> **Input material**:
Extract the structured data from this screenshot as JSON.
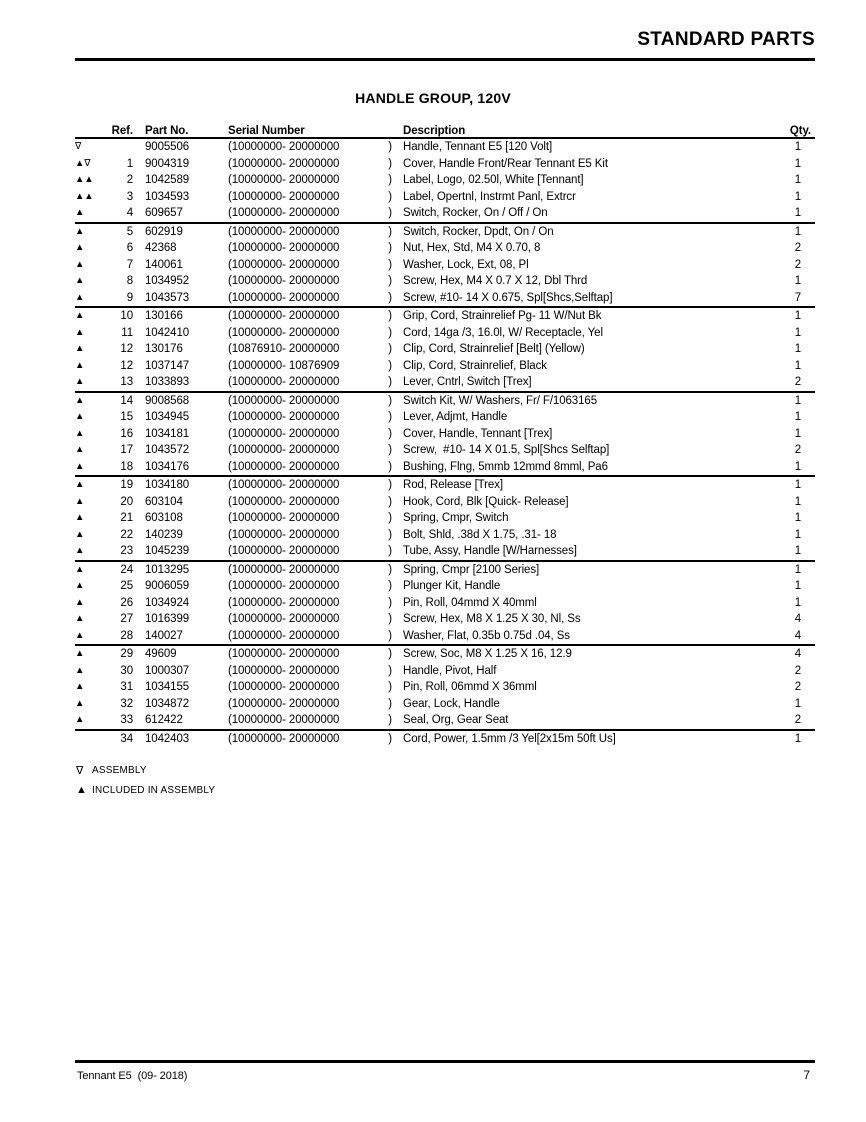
{
  "page": {
    "header_title": "STANDARD PARTS",
    "section_title": "HANDLE GROUP, 120V",
    "footer_left": "Tennant E5  (09- 2018)",
    "footer_page": "7"
  },
  "table": {
    "columns": {
      "ref": "Ref.",
      "part": "Part No.",
      "serial": "Serial Number",
      "desc": "Description",
      "qty": "Qty."
    },
    "serial_close": ")",
    "groups": [
      [
        {
          "sym": "∇",
          "ref": "",
          "part": "9005506",
          "serial": "(10000000- 20000000",
          "desc": "Handle, Tennant E5 [120 Volt]",
          "qty": "1"
        },
        {
          "sym": "▲∇",
          "ref": "1",
          "part": "9004319",
          "serial": "(10000000- 20000000",
          "desc": "Cover, Handle Front/Rear Tennant E5 Kit",
          "qty": "1"
        },
        {
          "sym": "▲▲",
          "ref": "2",
          "part": "1042589",
          "serial": "(10000000- 20000000",
          "desc": "Label, Logo, 02.50l, White [Tennant]",
          "qty": "1"
        },
        {
          "sym": "▲▲",
          "ref": "3",
          "part": "1034593",
          "serial": "(10000000- 20000000",
          "desc": "Label, Opertnl, Instrmt Panl, Extrcr",
          "qty": "1"
        },
        {
          "sym": "▲",
          "ref": "4",
          "part": "609657",
          "serial": "(10000000- 20000000",
          "desc": "Switch, Rocker, On / Off / On",
          "qty": "1"
        }
      ],
      [
        {
          "sym": "▲",
          "ref": "5",
          "part": "602919",
          "serial": "(10000000- 20000000",
          "desc": "Switch, Rocker, Dpdt, On / On",
          "qty": "1"
        },
        {
          "sym": "▲",
          "ref": "6",
          "part": "42368",
          "serial": "(10000000- 20000000",
          "desc": "Nut, Hex, Std, M4 X 0.70, 8",
          "qty": "2"
        },
        {
          "sym": "▲",
          "ref": "7",
          "part": "140061",
          "serial": "(10000000- 20000000",
          "desc": "Washer, Lock, Ext, 08, Pl",
          "qty": "2"
        },
        {
          "sym": "▲",
          "ref": "8",
          "part": "1034952",
          "serial": "(10000000- 20000000",
          "desc": "Screw, Hex, M4 X 0.7 X 12, Dbl Thrd",
          "qty": "1"
        },
        {
          "sym": "▲",
          "ref": "9",
          "part": "1043573",
          "serial": "(10000000- 20000000",
          "desc": "Screw, #10- 14 X 0.675, Spl[Shcs,Selftap]",
          "qty": "7"
        }
      ],
      [
        {
          "sym": "▲",
          "ref": "10",
          "part": "130166",
          "serial": "(10000000- 20000000",
          "desc": "Grip, Cord, Strainrelief Pg- 11 W/Nut Bk",
          "qty": "1"
        },
        {
          "sym": "▲",
          "ref": "11",
          "part": "1042410",
          "serial": "(10000000- 20000000",
          "desc": "Cord, 14ga /3, 16.0l, W/ Receptacle, Yel",
          "qty": "1"
        },
        {
          "sym": "▲",
          "ref": "12",
          "part": "130176",
          "serial": "(10876910- 20000000",
          "desc": "Clip, Cord, Strainrelief [Belt] (Yellow)",
          "qty": "1"
        },
        {
          "sym": "▲",
          "ref": "12",
          "part": "1037147",
          "serial": "(10000000- 10876909",
          "desc": "Clip, Cord, Strainrelief, Black",
          "qty": "1"
        },
        {
          "sym": "▲",
          "ref": "13",
          "part": "1033893",
          "serial": "(10000000- 20000000",
          "desc": "Lever, Cntrl, Switch [Trex]",
          "qty": "2"
        }
      ],
      [
        {
          "sym": "▲",
          "ref": "14",
          "part": "9008568",
          "serial": "(10000000- 20000000",
          "desc": "Switch Kit, W/ Washers, Fr/ F/1063165",
          "qty": "1"
        },
        {
          "sym": "▲",
          "ref": "15",
          "part": "1034945",
          "serial": "(10000000- 20000000",
          "desc": "Lever, Adjmt, Handle",
          "qty": "1"
        },
        {
          "sym": "▲",
          "ref": "16",
          "part": "1034181",
          "serial": "(10000000- 20000000",
          "desc": "Cover, Handle, Tennant [Trex]",
          "qty": "1"
        },
        {
          "sym": "▲",
          "ref": "17",
          "part": "1043572",
          "serial": "(10000000- 20000000",
          "desc": "Screw,  #10- 14 X 01.5, Spl[Shcs Selftap]",
          "qty": "2"
        },
        {
          "sym": "▲",
          "ref": "18",
          "part": "1034176",
          "serial": "(10000000- 20000000",
          "desc": "Bushing, Flng, 5mmb 12mmd 8mml, Pa6",
          "qty": "1"
        }
      ],
      [
        {
          "sym": "▲",
          "ref": "19",
          "part": "1034180",
          "serial": "(10000000- 20000000",
          "desc": "Rod, Release [Trex]",
          "qty": "1"
        },
        {
          "sym": "▲",
          "ref": "20",
          "part": "603104",
          "serial": "(10000000- 20000000",
          "desc": "Hook, Cord, Blk [Quick- Release]",
          "qty": "1"
        },
        {
          "sym": "▲",
          "ref": "21",
          "part": "603108",
          "serial": "(10000000- 20000000",
          "desc": "Spring, Cmpr, Switch",
          "qty": "1"
        },
        {
          "sym": "▲",
          "ref": "22",
          "part": "140239",
          "serial": "(10000000- 20000000",
          "desc": "Bolt, Shld, .38d X 1.75, .31- 18",
          "qty": "1"
        },
        {
          "sym": "▲",
          "ref": "23",
          "part": "1045239",
          "serial": "(10000000- 20000000",
          "desc": "Tube, Assy, Handle [W/Harnesses]",
          "qty": "1"
        }
      ],
      [
        {
          "sym": "▲",
          "ref": "24",
          "part": "1013295",
          "serial": "(10000000- 20000000",
          "desc": "Spring, Cmpr [2100 Series]",
          "qty": "1"
        },
        {
          "sym": "▲",
          "ref": "25",
          "part": "9006059",
          "serial": "(10000000- 20000000",
          "desc": "Plunger Kit, Handle",
          "qty": "1"
        },
        {
          "sym": "▲",
          "ref": "26",
          "part": "1034924",
          "serial": "(10000000- 20000000",
          "desc": "Pin, Roll, 04mmd X 40mml",
          "qty": "1"
        },
        {
          "sym": "▲",
          "ref": "27",
          "part": "1016399",
          "serial": "(10000000- 20000000",
          "desc": "Screw, Hex, M8 X 1.25 X 30, Nl, Ss",
          "qty": "4"
        },
        {
          "sym": "▲",
          "ref": "28",
          "part": "140027",
          "serial": "(10000000- 20000000",
          "desc": "Washer, Flat, 0.35b 0.75d .04, Ss",
          "qty": "4"
        }
      ],
      [
        {
          "sym": "▲",
          "ref": "29",
          "part": "49609",
          "serial": "(10000000- 20000000",
          "desc": "Screw, Soc, M8 X 1.25 X 16, 12.9",
          "qty": "4"
        },
        {
          "sym": "▲",
          "ref": "30",
          "part": "1000307",
          "serial": "(10000000- 20000000",
          "desc": "Handle, Pivot, Half",
          "qty": "2"
        },
        {
          "sym": "▲",
          "ref": "31",
          "part": "1034155",
          "serial": "(10000000- 20000000",
          "desc": "Pin, Roll, 06mmd X 36mml",
          "qty": "2"
        },
        {
          "sym": "▲",
          "ref": "32",
          "part": "1034872",
          "serial": "(10000000- 20000000",
          "desc": "Gear, Lock, Handle",
          "qty": "1"
        },
        {
          "sym": "▲",
          "ref": "33",
          "part": "612422",
          "serial": "(10000000- 20000000",
          "desc": "Seal, Org, Gear Seat",
          "qty": "2"
        }
      ],
      [
        {
          "sym": "",
          "ref": "34",
          "part": "1042403",
          "serial": "(10000000- 20000000",
          "desc": "Cord, Power, 1.5mm /3 Yel[2x15m 50ft Us]",
          "qty": "1"
        }
      ]
    ]
  },
  "legend": [
    {
      "sym": "∇",
      "label": "ASSEMBLY"
    },
    {
      "sym": "▲",
      "label": "INCLUDED IN ASSEMBLY"
    }
  ]
}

> **Given task**: Go through the records above, find every line with the word "Clip", and list those lines.

> **Output for this task**:
          "desc": "Clip, Cord, Strainrelief [Belt] (Yellow)",
          "desc": "Clip, Cord, Strainrelief, Black",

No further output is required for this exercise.